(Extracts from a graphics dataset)
----

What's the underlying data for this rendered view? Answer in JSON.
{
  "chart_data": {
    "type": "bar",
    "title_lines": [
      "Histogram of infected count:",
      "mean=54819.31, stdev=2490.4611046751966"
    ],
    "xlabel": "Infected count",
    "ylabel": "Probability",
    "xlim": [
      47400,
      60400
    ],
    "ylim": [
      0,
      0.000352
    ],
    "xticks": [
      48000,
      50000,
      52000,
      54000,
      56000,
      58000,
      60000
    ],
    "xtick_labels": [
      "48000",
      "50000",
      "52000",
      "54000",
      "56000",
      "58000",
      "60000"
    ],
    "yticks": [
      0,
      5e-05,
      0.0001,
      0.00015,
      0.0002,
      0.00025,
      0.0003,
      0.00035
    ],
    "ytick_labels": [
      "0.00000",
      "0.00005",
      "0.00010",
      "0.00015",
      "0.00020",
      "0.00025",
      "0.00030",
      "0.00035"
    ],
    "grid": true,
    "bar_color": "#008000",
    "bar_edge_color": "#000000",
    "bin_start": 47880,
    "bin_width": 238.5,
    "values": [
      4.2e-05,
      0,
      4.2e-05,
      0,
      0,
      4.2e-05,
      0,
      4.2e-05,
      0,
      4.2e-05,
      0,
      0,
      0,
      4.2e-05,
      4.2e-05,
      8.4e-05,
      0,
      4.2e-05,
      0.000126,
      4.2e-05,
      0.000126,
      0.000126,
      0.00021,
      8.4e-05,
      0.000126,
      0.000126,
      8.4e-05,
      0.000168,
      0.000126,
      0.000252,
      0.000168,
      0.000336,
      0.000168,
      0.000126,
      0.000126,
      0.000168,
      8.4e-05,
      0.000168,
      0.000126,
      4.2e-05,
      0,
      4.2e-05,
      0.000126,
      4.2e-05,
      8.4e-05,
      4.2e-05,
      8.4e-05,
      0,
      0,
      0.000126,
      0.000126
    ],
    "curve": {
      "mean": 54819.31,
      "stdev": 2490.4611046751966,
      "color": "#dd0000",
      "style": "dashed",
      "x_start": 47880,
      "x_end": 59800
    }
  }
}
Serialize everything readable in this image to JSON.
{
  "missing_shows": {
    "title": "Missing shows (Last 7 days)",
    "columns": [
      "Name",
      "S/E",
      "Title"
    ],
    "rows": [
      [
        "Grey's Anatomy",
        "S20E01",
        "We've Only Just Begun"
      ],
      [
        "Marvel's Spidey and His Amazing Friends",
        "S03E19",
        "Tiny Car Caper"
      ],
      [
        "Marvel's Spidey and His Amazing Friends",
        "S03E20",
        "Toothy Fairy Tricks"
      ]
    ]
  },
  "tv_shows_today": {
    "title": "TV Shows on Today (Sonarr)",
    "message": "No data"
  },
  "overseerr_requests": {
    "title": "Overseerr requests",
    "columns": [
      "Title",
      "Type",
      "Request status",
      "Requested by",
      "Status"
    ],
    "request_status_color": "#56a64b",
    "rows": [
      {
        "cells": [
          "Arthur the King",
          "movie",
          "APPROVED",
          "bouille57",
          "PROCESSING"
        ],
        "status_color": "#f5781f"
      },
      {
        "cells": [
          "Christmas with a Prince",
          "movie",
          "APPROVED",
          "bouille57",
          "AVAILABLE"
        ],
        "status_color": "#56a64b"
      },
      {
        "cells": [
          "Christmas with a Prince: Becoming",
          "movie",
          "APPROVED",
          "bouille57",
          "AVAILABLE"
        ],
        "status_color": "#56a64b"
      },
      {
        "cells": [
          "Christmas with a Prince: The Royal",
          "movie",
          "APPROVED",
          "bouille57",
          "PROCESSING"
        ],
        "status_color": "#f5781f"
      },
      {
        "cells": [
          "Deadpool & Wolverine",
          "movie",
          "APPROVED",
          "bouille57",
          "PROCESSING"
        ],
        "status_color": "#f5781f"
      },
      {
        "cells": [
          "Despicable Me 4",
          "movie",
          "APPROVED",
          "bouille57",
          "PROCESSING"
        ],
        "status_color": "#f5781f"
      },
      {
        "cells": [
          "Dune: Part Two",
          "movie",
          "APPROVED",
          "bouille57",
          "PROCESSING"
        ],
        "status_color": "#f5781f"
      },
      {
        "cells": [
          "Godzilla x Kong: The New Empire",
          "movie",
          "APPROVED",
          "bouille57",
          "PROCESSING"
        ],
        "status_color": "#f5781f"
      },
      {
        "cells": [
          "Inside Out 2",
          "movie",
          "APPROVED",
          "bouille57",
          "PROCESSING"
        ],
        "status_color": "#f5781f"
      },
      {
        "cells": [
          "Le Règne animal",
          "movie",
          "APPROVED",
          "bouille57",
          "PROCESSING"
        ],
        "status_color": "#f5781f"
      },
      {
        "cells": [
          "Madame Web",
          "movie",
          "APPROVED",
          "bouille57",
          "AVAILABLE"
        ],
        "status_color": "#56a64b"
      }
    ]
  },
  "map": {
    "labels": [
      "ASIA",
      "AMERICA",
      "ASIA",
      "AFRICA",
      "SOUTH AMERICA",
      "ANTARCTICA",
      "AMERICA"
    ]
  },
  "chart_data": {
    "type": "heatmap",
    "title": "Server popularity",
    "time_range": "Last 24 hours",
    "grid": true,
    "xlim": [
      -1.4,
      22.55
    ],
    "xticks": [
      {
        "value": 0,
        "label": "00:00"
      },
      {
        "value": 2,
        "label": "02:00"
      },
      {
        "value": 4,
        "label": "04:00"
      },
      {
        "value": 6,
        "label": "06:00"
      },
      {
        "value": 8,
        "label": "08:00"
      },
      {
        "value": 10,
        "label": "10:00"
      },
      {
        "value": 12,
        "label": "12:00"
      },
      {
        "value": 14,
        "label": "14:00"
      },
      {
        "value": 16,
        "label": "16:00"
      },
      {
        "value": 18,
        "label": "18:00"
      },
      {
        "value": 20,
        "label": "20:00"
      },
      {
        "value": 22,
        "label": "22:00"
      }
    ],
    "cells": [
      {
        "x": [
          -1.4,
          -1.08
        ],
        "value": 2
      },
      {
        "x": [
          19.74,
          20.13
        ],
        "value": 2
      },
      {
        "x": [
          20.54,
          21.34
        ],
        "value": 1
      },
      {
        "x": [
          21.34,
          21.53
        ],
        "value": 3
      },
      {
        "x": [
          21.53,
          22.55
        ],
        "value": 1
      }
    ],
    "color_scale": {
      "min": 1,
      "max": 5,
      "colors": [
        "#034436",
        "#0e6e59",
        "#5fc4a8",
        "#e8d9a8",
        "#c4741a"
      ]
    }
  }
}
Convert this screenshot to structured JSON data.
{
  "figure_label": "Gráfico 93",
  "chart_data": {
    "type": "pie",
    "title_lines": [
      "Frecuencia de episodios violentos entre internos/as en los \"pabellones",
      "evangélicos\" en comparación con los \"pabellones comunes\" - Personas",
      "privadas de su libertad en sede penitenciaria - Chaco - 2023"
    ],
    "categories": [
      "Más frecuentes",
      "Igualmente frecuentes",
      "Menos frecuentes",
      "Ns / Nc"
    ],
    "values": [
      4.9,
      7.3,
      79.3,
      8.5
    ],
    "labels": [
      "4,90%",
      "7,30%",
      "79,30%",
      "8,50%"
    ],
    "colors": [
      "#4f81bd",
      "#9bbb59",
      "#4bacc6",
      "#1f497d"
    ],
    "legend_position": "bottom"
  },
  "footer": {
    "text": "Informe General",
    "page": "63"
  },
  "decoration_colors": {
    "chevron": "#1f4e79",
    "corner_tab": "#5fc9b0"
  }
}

----

### Set exercise:
In the records above, find the lines containing "this" and copy them.

### The output:
What's the underlying data for this rendered view? Answer in JSON.
Serialize everything readable in this image to JSON.
Convert this screenshot to structured JSON data.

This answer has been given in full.